:: Aim of the exercise ::
Give only the number of lines that hold the word "Slice".
++++ Recorded data
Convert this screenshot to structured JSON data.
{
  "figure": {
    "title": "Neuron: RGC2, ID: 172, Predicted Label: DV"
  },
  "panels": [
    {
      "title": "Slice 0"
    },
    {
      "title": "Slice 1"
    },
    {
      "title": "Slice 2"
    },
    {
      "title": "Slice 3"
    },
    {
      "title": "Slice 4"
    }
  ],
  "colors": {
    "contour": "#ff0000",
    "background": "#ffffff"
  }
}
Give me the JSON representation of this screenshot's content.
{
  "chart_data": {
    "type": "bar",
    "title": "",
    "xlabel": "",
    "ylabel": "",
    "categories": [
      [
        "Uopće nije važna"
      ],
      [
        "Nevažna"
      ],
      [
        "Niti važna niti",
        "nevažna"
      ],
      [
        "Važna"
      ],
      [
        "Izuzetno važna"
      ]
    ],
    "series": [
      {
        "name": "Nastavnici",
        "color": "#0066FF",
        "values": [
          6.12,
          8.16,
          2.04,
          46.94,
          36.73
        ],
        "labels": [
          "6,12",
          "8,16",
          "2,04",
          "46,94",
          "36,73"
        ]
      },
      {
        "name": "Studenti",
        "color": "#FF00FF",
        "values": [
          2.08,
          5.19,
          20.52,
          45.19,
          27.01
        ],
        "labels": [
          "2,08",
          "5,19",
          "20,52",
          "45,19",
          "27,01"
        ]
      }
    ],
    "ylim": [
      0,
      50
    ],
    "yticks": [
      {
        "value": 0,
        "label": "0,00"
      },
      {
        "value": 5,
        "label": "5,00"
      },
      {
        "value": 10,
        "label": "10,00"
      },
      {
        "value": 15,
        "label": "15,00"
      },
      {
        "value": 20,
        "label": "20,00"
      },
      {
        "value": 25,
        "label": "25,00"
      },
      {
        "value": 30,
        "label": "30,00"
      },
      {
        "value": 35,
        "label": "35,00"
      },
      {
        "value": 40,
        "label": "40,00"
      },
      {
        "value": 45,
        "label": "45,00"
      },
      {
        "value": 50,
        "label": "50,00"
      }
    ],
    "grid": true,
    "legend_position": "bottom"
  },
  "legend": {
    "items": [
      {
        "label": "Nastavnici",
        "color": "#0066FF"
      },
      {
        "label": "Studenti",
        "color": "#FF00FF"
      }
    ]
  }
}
++++++++
:: Solution for this exercise ::
5